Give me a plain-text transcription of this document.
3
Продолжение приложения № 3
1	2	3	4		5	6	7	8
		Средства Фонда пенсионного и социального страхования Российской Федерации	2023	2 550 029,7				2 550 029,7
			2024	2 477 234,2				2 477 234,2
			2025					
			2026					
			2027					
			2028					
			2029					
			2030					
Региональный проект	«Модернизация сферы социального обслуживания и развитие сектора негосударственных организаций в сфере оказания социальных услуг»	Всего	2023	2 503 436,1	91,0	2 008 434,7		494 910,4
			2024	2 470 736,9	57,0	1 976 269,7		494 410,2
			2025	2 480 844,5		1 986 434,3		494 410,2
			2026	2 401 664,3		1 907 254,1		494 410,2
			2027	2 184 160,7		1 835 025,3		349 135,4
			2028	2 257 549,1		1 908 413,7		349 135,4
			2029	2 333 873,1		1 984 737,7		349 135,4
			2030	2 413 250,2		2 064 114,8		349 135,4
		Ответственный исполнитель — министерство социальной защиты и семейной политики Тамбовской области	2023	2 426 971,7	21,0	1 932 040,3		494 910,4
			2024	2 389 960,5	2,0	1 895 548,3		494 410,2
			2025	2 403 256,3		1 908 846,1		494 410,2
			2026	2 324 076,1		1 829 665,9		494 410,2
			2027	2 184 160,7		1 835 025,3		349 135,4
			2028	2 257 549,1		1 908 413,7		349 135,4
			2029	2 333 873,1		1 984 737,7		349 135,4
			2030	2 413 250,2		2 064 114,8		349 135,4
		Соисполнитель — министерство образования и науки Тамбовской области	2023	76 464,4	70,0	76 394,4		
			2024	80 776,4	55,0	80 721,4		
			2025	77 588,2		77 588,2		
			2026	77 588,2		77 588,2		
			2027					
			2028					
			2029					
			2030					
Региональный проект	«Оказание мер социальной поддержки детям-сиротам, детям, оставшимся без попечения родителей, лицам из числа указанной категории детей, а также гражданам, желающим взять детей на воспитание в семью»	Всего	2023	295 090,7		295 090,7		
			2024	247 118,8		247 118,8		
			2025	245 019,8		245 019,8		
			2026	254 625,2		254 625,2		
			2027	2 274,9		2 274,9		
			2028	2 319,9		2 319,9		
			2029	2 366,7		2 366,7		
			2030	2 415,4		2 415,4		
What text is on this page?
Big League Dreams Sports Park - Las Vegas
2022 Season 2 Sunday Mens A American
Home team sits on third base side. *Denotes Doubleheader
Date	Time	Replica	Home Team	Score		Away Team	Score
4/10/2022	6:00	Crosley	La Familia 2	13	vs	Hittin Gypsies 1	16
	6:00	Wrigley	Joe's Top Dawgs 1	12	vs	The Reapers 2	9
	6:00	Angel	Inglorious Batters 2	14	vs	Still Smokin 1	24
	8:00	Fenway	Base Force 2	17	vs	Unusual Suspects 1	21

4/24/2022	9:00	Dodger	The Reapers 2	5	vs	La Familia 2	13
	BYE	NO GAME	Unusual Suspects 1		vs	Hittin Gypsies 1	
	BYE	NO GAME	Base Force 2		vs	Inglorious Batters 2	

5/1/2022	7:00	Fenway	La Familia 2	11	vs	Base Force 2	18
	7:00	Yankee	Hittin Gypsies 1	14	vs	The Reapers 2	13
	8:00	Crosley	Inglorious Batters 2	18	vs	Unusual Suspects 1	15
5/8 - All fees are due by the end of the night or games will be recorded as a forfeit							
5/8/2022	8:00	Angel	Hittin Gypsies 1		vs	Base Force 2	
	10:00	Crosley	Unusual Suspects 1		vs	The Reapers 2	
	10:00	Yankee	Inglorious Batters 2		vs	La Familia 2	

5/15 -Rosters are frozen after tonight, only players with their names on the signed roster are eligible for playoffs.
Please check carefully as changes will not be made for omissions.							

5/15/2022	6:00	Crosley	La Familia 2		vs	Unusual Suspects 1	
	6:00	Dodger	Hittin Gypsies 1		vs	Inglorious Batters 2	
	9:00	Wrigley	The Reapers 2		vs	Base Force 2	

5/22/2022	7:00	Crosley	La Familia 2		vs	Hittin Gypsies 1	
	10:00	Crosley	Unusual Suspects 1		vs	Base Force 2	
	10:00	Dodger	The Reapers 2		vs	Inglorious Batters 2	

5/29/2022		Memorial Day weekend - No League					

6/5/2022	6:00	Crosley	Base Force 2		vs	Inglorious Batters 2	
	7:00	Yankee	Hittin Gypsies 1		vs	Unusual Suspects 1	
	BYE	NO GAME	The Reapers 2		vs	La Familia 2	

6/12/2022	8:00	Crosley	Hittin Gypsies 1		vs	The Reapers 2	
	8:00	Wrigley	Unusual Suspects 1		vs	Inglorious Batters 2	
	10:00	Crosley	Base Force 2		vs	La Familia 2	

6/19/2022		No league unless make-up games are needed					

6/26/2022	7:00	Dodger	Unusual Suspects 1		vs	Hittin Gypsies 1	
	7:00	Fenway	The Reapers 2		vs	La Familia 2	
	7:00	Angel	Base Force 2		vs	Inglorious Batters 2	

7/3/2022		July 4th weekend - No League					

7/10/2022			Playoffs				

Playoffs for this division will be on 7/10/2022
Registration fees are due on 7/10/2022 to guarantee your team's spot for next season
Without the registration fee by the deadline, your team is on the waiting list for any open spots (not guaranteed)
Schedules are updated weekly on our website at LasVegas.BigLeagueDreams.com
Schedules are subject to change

- **GOAL OF THE EXERCISE**:
Reply with nothing except the number of lines in the listing above that include "games".

- **CORRECT OUTPUT**:
2